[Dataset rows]
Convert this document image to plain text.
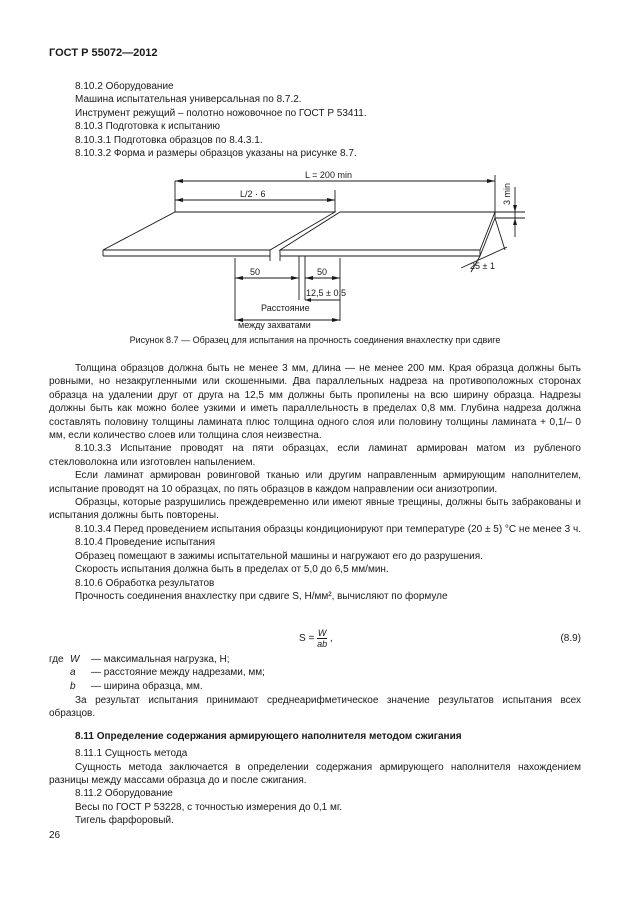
ГОСТ Р 55072—2012

8.10.2 Оборудование

Машина испытательная универсальная по 8.7.2.

Инструмент режущий – полотно ножовочное по ГОСТ Р 53411.

8.10.3 Подготовка к испытанию

8.10.3.1 Подготовка образцов по 8.4.3.1.

8.10.3.2 Форма и размеры образцов указаны на рисунке 8.7.

L = 200 min
L/2 · 6	3 min
25 ± 1
50	50
12,5 ± 0,5
Расстояние
между захватами
Рисунок 8.7 — Образец для испытания на прочность соединения внахлестку при сдвиге

Толщина образцов должна быть не менее 3 мм, длина — не менее 200 мм. Края образца должны быть ровными, но незакругленными или скошенными. Два параллельных надреза на противоположных сторонах образца на удалении друг от друга на 12,5 мм должны быть пропилены на всю ширину образца. Надрезы должны быть как можно более узкими и иметь параллельность в пределах 0,8 мм. Глубина надреза должна составлять половину толщины ламината плюс толщина одного слоя или половину толщины ламината + 0,1/– 0 мм, если количество слоев или толщина слоя неизвестна.

8.10.3.3 Испытание проводят на пяти образцах, если ламинат армирован матом из рубленого стекловолокна или изготовлен напылением.

Если ламинат армирован ровинговой тканью или другим направленным армирующим наполнителем, испытание проводят на 10 образцах, по пять образцов в каждом направлении оси анизотропии.

Образцы, которые разрушились преждевременно или имеют явные трещины, должны быть забракованы и испытания должны быть повторены.

8.10.3.4 Перед проведением испытания образцы кондиционируют при температуре (20 ± 5) °С не менее 3 ч.

8.10.4 Проведение испытания

Образец помещают в зажимы испытательной машины и нагружают его до разрушения.

Скорость испытания должна быть в пределах от 5,0 до 6,5 мм/мин.

8.10.6 Обработка результатов

Прочность соединения внахлестку при сдвиге S, Н/мм², вычисляют по формуле

$S = \frac{W}{ab}$ ,	(8.9)
где W	— максимальная нагрузка, Н;
a	— расстояние между надрезами, мм;
b	— ширина образца, мм.

За результат испытания принимают среднеарифметическое значение результатов испытания всех образцов.

8.11 Определение содержания армирующего наполнителя методом сжигания

8.11.1 Сущность метода

Сущность метода заключается в определении содержания армирующего наполнителя нахождением разницы между массами образца до и после сжигания.

8.11.2 Оборудование

Весы по ГОСТ Р 53228, с точностью измерения до 0,1 мг.

Тигель фарфоровый.

26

Your task
Quote the full listing above word for word; exclude every picture from the copy.

Answer to this task
Convert this document image to plain text.
ГОСТ Р 55072—2012

8.10.2 Оборудование

Машина испытательная универсальная по 8.7.2.

Инструмент режущий – полотно ножовочное по ГОСТ Р 53411.

8.10.3 Подготовка к испытанию

8.10.3.1 Подготовка образцов по 8.4.3.1.

8.10.3.2 Форма и размеры образцов указаны на рисунке 8.7.

L = 200 min
L/2 · 6	3 min
25 ± 1
50	50
12,5 ± 0,5
Расстояние
между захватами
Рисунок 8.7 — Образец для испытания на прочность соединения внахлестку при сдвиге

Толщина образцов должна быть не менее 3 мм, длина — не менее 200 мм. Края образца должны быть ровными, но незакругленными или скошенными. Два параллельных надреза на противоположных сторонах образца на удалении друг от друга на 12,5 мм должны быть пропилены на всю ширину образца. Надрезы должны быть как можно более узкими и иметь параллельность в пределах 0,8 мм. Глубина надреза должна составлять половину толщины ламината плюс толщина одного слоя или половину толщины ламината + 0,1/– 0 мм, если количество слоев или толщина слоя неизвестна.

8.10.3.3 Испытание проводят на пяти образцах, если ламинат армирован матом из рубленого стекловолокна или изготовлен напылением.

Если ламинат армирован ровинговой тканью или другим направленным армирующим наполнителем, испытание проводят на 10 образцах, по пять образцов в каждом направлении оси анизотропии.

Образцы, которые разрушились преждевременно или имеют явные трещины, должны быть забракованы и испытания должны быть повторены.

8.10.3.4 Перед проведением испытания образцы кондиционируют при температуре (20 ± 5) °С не менее 3 ч.

8.10.4 Проведение испытания

Образец помещают в зажимы испытательной машины и нагружают его до разрушения.

Скорость испытания должна быть в пределах от 5,0 до 6,5 мм/мин.

8.10.6 Обработка результатов

Прочность соединения внахлестку при сдвиге S, Н/мм², вычисляют по формуле

$S = \frac{W}{ab}$ ,	(8.9)
где W	— максимальная нагрузка, Н;
a	— расстояние между надрезами, мм;
b	— ширина образца, мм.

За результат испытания принимают среднеарифметическое значение результатов испытания всех образцов.

8.11 Определение содержания армирующего наполнителя методом сжигания

8.11.1 Сущность метода

Сущность метода заключается в определении содержания армирующего наполнителя нахождением разницы между массами образца до и после сжигания.

8.11.2 Оборудование

Весы по ГОСТ Р 53228, с точностью измерения до 0,1 мг.

Тигель фарфоровый.

26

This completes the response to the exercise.